* [LISTED RECORDS]:
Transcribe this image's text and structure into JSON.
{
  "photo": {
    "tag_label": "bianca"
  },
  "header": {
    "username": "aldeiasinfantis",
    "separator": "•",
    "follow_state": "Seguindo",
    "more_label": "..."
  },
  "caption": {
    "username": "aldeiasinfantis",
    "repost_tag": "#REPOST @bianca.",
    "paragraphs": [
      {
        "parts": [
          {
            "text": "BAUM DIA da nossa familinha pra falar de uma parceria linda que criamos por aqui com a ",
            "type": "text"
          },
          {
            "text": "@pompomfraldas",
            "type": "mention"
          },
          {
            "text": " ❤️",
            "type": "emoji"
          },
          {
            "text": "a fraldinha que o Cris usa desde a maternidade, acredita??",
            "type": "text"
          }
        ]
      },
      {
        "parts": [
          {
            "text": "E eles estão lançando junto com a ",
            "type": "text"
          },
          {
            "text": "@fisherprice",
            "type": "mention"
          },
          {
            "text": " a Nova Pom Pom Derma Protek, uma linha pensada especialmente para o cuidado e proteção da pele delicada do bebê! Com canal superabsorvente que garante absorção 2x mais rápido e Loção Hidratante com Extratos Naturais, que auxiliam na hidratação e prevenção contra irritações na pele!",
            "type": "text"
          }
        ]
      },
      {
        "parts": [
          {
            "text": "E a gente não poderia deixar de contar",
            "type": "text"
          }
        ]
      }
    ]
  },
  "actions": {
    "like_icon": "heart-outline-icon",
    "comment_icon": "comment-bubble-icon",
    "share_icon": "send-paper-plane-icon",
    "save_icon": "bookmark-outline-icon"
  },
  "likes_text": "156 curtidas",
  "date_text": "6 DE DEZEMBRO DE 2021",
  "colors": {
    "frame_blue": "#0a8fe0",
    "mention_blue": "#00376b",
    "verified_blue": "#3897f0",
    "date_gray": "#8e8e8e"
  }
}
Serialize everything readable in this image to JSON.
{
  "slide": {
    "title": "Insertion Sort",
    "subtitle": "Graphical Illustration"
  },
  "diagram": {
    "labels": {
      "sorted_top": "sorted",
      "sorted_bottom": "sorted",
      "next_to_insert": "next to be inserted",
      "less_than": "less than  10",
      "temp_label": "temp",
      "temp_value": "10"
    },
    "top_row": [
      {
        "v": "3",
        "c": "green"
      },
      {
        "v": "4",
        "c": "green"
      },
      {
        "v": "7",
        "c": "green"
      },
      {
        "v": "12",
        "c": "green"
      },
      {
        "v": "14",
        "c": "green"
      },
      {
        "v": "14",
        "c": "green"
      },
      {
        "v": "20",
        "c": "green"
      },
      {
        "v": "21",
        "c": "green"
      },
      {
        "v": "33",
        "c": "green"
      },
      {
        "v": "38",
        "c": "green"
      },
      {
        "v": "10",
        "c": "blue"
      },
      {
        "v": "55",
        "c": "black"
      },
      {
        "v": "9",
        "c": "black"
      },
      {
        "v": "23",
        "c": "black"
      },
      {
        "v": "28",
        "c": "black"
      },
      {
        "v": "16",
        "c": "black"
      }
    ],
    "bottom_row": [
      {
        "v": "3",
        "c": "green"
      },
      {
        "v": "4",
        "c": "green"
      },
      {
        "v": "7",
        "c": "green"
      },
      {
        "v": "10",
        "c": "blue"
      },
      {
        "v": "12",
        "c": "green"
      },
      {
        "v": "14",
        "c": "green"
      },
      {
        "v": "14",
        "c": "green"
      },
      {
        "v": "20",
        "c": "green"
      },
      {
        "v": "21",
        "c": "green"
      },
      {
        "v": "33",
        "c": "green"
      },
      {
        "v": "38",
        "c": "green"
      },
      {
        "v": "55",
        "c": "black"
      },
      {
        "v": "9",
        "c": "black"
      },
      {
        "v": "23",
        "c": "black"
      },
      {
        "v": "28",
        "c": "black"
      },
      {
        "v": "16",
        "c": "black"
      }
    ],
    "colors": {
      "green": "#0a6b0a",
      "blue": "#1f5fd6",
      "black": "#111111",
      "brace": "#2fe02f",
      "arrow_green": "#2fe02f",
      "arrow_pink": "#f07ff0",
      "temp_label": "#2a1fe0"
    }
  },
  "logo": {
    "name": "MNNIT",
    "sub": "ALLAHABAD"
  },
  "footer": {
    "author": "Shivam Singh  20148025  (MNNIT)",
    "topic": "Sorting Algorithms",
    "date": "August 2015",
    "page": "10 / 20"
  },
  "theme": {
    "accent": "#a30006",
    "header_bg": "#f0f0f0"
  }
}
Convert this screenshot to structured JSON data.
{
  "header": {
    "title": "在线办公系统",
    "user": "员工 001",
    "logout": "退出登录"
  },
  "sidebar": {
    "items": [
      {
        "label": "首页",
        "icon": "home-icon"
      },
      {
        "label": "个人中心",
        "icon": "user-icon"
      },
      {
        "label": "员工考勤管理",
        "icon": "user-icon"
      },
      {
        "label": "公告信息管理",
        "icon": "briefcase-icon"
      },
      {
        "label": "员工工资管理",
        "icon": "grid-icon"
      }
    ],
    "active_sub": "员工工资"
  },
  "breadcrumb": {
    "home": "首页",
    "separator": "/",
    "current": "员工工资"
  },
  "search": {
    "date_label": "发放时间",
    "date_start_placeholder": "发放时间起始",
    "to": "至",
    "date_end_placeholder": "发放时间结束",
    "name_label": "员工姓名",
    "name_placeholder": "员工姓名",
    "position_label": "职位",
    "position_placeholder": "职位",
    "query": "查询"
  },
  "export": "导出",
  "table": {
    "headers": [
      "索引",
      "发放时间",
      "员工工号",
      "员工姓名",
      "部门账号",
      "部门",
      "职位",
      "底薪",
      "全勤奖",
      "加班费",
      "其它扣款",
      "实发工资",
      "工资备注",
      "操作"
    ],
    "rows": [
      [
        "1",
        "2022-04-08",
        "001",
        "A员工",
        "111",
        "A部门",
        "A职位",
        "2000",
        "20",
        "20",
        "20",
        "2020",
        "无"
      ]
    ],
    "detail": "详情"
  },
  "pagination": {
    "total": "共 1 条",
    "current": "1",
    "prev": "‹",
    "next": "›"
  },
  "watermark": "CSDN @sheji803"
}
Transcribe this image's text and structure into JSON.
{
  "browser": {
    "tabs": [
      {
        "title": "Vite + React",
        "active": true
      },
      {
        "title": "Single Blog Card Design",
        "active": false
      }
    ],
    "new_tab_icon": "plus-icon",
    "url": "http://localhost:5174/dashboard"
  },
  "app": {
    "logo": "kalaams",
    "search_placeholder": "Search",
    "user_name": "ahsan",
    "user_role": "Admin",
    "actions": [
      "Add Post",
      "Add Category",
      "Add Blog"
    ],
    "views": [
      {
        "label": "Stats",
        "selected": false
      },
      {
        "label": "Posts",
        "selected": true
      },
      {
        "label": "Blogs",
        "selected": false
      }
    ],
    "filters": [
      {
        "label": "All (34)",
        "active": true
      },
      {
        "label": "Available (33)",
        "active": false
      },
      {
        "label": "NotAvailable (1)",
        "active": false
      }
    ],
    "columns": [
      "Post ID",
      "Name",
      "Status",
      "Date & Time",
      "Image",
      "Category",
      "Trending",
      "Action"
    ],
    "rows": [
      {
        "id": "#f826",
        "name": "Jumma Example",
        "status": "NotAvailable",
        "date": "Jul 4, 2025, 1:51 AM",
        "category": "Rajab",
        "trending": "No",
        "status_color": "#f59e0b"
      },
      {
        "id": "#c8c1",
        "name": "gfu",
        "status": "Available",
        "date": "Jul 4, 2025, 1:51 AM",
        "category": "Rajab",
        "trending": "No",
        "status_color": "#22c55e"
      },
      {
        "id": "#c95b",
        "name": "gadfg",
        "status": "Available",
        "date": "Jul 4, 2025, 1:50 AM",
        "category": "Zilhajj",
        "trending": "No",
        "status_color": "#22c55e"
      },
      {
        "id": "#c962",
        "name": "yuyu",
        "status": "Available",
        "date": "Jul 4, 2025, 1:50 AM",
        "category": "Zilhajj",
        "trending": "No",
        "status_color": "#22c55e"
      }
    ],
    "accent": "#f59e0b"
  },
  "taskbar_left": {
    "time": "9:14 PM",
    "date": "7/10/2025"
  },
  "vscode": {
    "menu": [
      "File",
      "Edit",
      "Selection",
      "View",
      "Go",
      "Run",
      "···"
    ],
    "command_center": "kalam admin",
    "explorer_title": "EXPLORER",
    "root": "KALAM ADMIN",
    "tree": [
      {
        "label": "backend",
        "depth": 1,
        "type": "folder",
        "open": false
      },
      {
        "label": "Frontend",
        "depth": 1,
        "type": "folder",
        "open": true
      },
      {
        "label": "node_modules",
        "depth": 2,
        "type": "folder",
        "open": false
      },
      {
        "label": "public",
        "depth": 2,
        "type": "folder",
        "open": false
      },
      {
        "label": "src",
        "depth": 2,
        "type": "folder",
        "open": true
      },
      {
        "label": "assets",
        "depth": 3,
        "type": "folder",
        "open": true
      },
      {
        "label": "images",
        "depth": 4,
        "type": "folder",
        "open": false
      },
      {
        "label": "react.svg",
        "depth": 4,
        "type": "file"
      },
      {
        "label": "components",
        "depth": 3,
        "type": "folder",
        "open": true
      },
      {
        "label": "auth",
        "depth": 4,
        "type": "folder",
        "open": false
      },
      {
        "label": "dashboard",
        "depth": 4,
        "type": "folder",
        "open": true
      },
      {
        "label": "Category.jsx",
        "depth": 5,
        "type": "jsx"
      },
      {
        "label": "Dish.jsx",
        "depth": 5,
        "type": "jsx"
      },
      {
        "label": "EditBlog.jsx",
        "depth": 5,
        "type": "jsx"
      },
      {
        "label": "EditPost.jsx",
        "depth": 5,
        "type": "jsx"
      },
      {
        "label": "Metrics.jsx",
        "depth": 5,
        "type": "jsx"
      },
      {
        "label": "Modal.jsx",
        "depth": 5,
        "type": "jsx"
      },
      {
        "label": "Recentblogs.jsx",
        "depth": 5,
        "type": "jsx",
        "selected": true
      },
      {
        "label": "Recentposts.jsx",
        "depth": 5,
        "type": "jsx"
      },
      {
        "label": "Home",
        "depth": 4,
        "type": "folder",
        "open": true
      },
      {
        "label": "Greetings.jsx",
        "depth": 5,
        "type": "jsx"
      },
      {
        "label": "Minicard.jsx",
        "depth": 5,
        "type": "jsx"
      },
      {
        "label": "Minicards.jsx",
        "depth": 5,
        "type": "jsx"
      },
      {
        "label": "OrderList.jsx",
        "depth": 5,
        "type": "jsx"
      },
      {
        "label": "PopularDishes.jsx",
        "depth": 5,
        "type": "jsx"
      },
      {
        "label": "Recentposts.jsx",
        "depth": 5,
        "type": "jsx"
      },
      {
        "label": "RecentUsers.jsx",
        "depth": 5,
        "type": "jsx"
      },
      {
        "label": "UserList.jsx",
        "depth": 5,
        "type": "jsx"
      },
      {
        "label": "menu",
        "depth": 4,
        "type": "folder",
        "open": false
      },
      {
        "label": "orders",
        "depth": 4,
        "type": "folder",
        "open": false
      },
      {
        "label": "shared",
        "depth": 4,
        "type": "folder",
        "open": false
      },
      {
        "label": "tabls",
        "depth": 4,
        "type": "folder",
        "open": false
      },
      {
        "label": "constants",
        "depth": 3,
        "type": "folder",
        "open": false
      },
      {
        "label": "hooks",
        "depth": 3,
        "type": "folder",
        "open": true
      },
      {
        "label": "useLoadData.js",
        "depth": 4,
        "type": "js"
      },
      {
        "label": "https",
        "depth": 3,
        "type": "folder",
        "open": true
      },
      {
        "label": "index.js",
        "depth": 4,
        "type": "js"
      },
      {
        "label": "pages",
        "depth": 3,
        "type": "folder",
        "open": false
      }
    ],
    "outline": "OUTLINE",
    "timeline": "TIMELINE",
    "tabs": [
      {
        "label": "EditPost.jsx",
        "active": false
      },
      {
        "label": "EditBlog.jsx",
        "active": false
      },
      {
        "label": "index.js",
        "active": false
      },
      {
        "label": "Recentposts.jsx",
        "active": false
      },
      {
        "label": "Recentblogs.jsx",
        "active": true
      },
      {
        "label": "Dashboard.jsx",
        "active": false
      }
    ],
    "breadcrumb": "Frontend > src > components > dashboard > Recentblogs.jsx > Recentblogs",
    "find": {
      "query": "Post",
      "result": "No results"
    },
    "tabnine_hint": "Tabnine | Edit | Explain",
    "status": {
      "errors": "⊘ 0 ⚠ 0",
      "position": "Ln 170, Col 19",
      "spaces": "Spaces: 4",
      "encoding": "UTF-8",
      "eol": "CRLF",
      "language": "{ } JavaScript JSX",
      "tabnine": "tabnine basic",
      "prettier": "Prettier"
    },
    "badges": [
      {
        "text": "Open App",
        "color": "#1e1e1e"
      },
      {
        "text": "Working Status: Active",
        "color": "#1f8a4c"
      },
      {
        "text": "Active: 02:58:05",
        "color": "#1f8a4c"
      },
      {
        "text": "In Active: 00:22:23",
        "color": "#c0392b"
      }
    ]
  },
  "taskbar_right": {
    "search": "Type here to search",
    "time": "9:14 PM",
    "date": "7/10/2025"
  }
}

* [AIM]: Copy every line of the listing where the word "icon" appears.

* [REPLY]:
    "like_icon": "heart-outline-icon",
    "comment_icon": "comment-bubble-icon",
    "share_icon": "send-paper-plane-icon",
    "save_icon": "bookmark-outline-icon"
        "icon": "home-icon"
        "icon": "user-icon"
        "icon": "user-icon"
        "icon": "briefcase-icon"
        "icon": "grid-icon"
    "new_tab_icon": "plus-icon",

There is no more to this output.